• [Material for this task]
start

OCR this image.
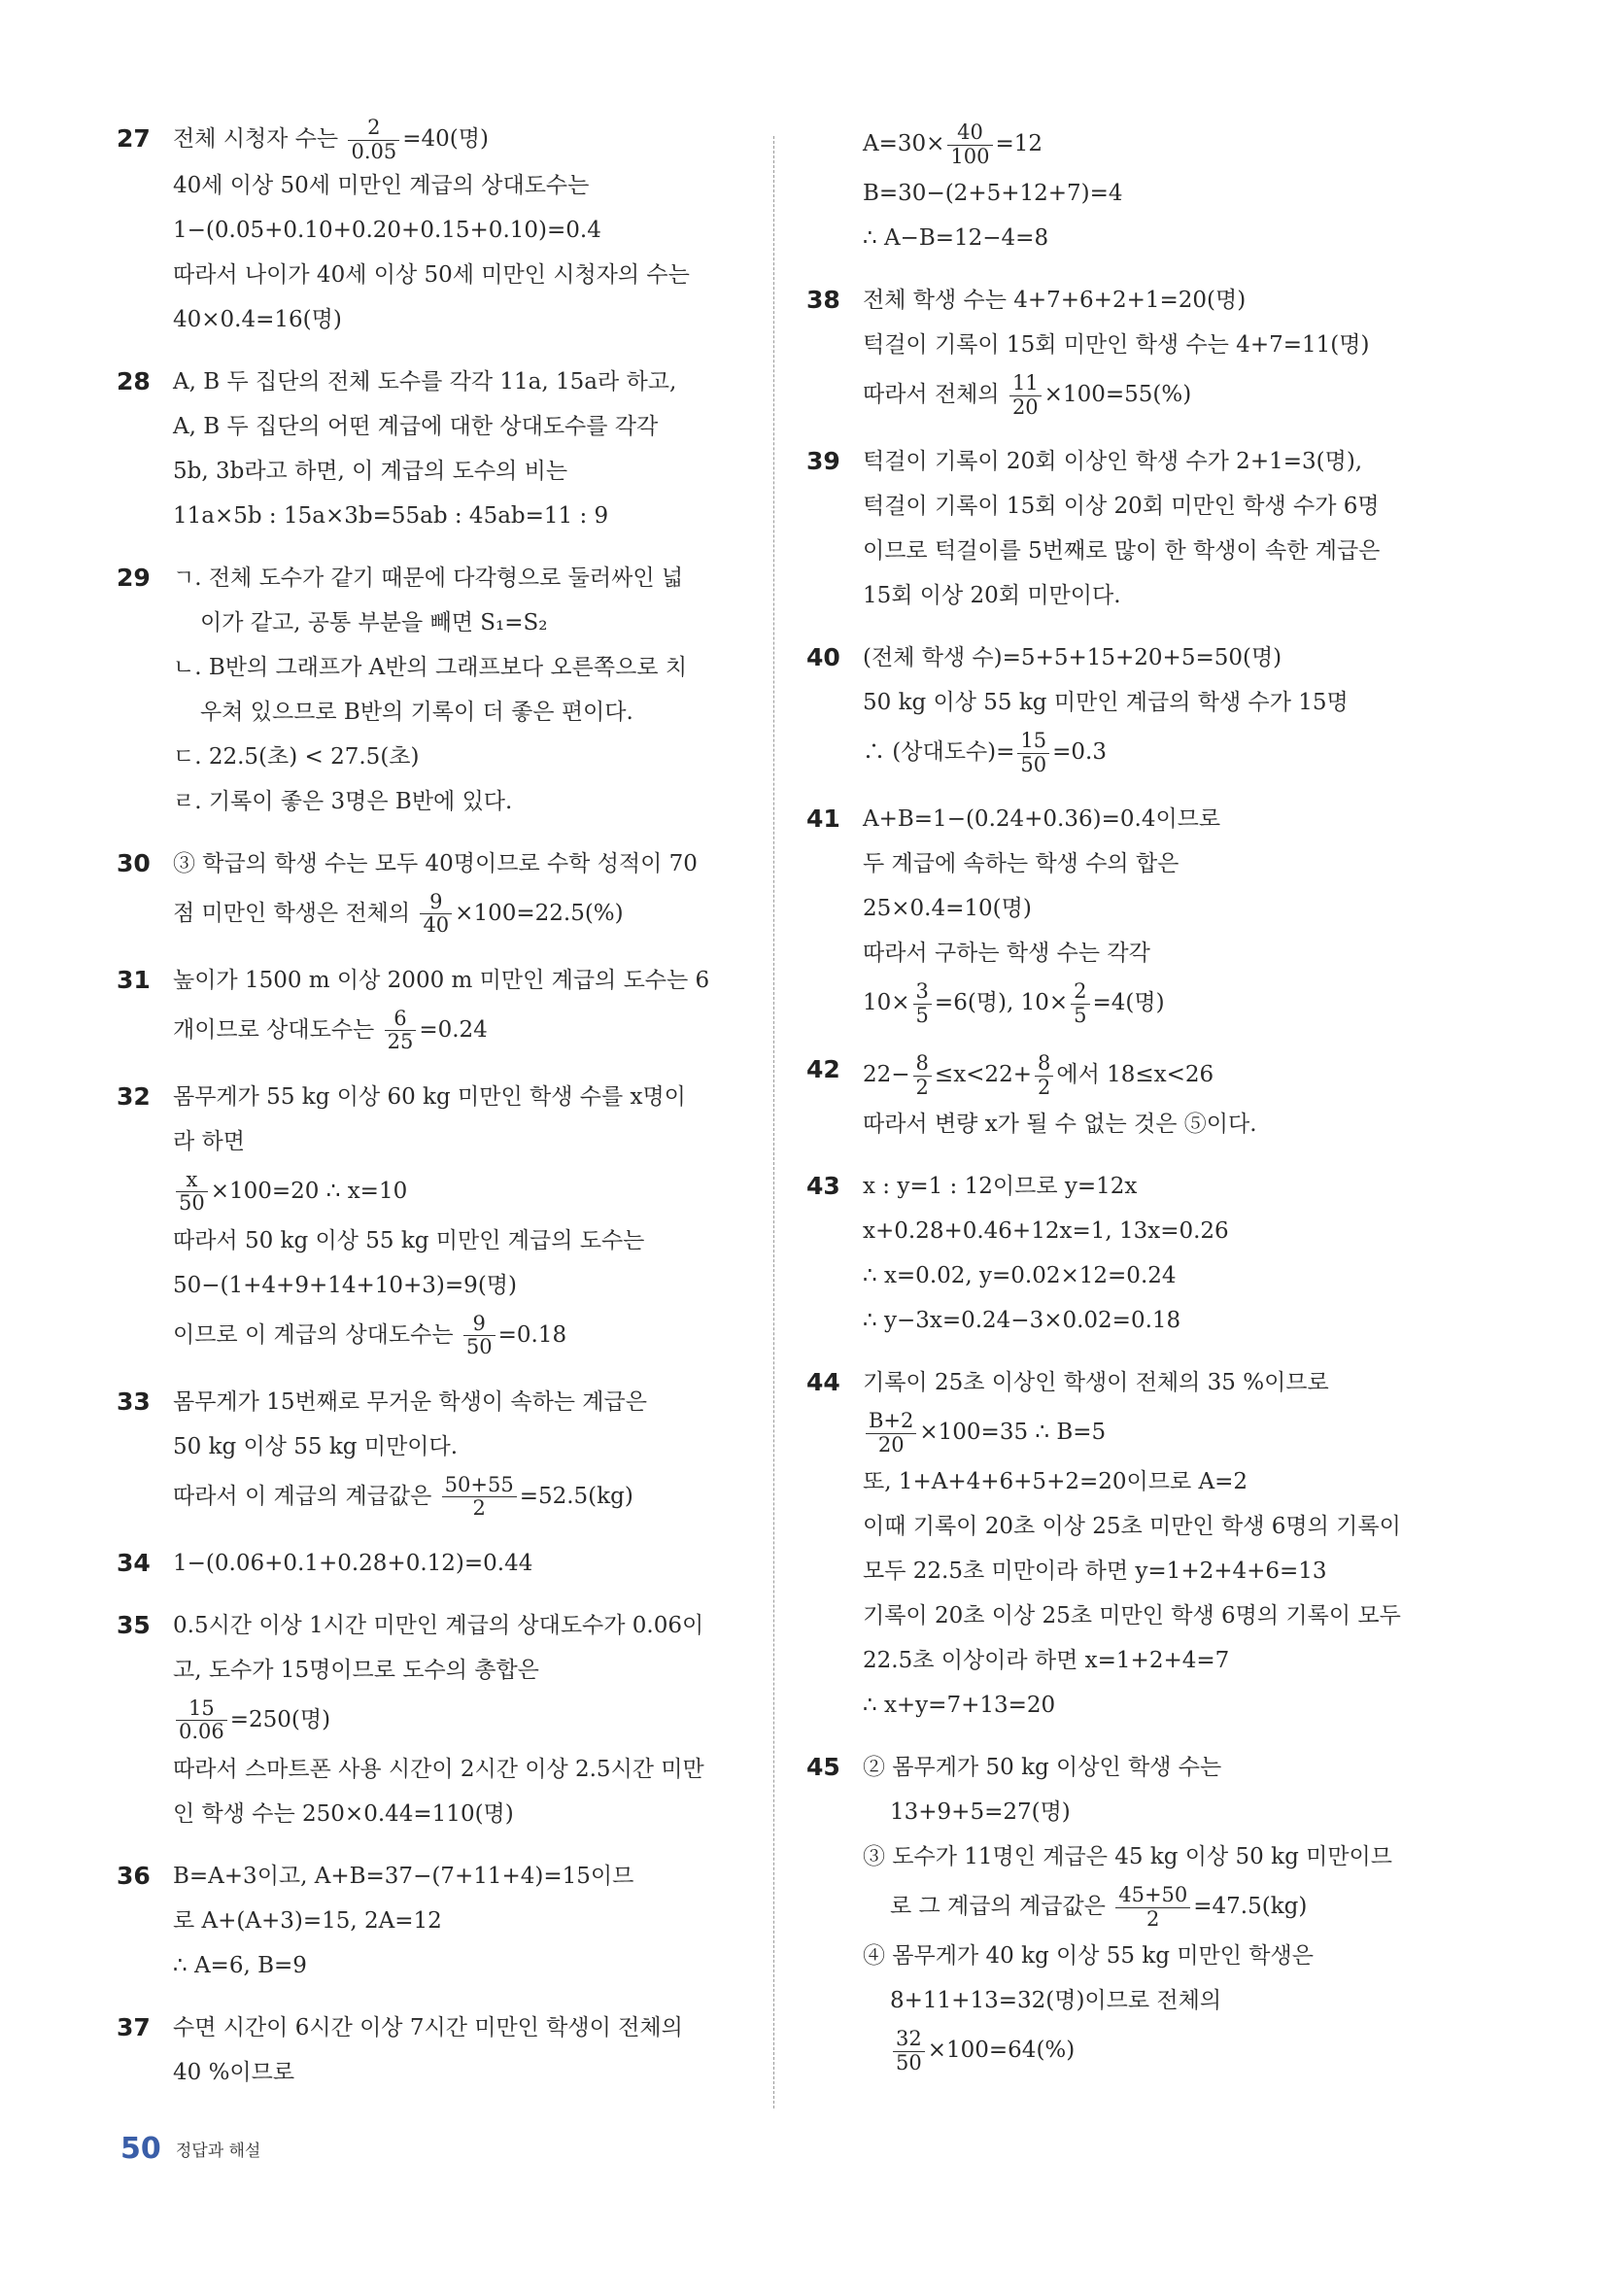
27 전체 시청자 수는 $\frac{2}{0.05} =40$(명)
40세 이상 50세 미만인 계급의 상대도수는
1−(0.05+0.10+0.20+0.15+0.10)=0.4
따라서 나이가 40세 이상 50세 미만인 시청자의 수는
40×0.4=16(명)
28 A, B 두 집단의 전체 도수를 각각 11a, 15a라 하고,
A, B 두 집단의 어떤 계급에 대한 상대도수를 각각
5b, 3b라고 하면, 이 계급의 도수의 비는
11a×5b : 15a×3b=55ab : 45ab=11 : 9
29 ㄱ. 전체 도수가 같기 때문에 다각형으로 둘러싸인 넓
이가 같고, 공통 부분을 빼면 S₁=S₂
ㄴ. B반의 그래프가 A반의 그래프보다 오른쪽으로 치
우쳐 있으므로 B반의 기록이 더 좋은 편이다.
ㄷ. 22.5(초) < 27.5(초)
ㄹ. 기록이 좋은 3명은 B반에 있다.
30 ③ 학급의 학생 수는 모두 40명이므로 수학 성적이 70
점 미만인 학생은 전체의 $\frac{9}{40} \times 100=22.5(\%)$
31 높이가 1500 m 이상 2000 m 미만인 계급의 도수는 6
개이므로 상대도수는 $\frac{6}{25} =0.24$
32 몸무게가 55 kg 이상 60 kg 미만인 학생 수를 x명이
라 하면
$\frac{x}{50} \times 100=20$ ∴ x=10
따라서 50 kg 이상 55 kg 미만인 계급의 도수는
50−(1+4+9+14+10+3)=9(명)
이므로 이 계급의 상대도수는 $\frac{9}{50} =0.18$
33 몸무게가 15번째로 무거운 학생이 속하는 계급은
50 kg 이상 55 kg 미만이다.
따라서 이 계급의 계급값은 $\frac{50+55}{2} =52.5(kg)$
34 1−(0.06+0.1+0.28+0.12)=0.44
35 0.5시간 이상 1시간 미만인 계급의 상대도수가 0.06이
고, 도수가 15명이므로 도수의 총합은
$\frac{15}{0.06} =250$(명)
따라서 스마트폰 사용 시간이 2시간 이상 2.5시간 미만
인 학생 수는 250×0.44=110(명)
36 B=A+3이고, A+B=37−(7+11+4)=15이므
로 A+(A+3)=15, 2A=12
∴ A=6, B=9
37 수면 시간이 6시간 이상 7시간 미만인 학생이 전체의
40 %이므로
$A=30\times \frac{40}{100} =12$
B=30−(2+5+12+7)=4
∴ A−B=12−4=8
38 전체 학생 수는 4+7+6+2+1=20(명)
턱걸이 기록이 15회 미만인 학생 수는 4+7=11(명)
따라서 전체의 $\frac{11}{20} \times 100=55(\%)$
39 턱걸이 기록이 20회 이상인 학생 수가 2+1=3(명),
턱걸이 기록이 15회 이상 20회 미만인 학생 수가 6명
이므로 턱걸이를 5번째로 많이 한 학생이 속한 계급은
15회 이상 20회 미만이다.
40 (전체 학생 수)=5+5+15+20+5=50(명)
50 kg 이상 55 kg 미만인 계급의 학생 수가 15명
∴ (상대도수)= $\frac{15}{50} =0.3$
41 A+B=1−(0.24+0.36)=0.4이므로
두 계급에 속하는 학생 수의 합은
25×0.4=10(명)
따라서 구하는 학생 수는 각각
$10\times \frac{3}{5} =6$(명), $10\times \frac{2}{5} =4$(명)
42 $22- \frac{8}{2} \le x<22+ \frac{8}{2}$ 에서 18≤x<26
따라서 변량 x가 될 수 없는 것은 ⑤이다.
43 x : y=1 : 12이므로 y=12x
x+0.28+0.46+12x=1, 13x=0.26
∴ x=0.02, y=0.02×12=0.24
∴ y−3x=0.24−3×0.02=0.18
44 기록이 25초 이상인 학생이 전체의 35 %이므로
$\frac{B+2}{20} \times 100=35$ ∴ B=5
또, 1+A+4+6+5+2=20이므로 A=2
이때 기록이 20초 이상 25초 미만인 학생 6명의 기록이
모두 22.5초 미만이라 하면 y=1+2+4+6=13
기록이 20초 이상 25초 미만인 학생 6명의 기록이 모두
22.5초 이상이라 하면 x=1+2+4=7
∴ x+y=7+13=20
45 ② 몸무게가 50 kg 이상인 학생 수는
13+9+5=27(명)
③ 도수가 11명인 계급은 45 kg 이상 50 kg 미만이므
로 그 계급의 계급값은 $\frac{45+50}{2} =47.5(kg)$
④ 몸무게가 40 kg 이상 55 kg 미만인 학생은
8+11+13=32(명)이므로 전체의
$\frac{32}{50} \times 100=64(\%)$
50 정답과 해설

end

• [Exercise requirements]
Note how many lines in the listing above hold the string "몸무게가", then give only that figure.

• [Exercise response]
4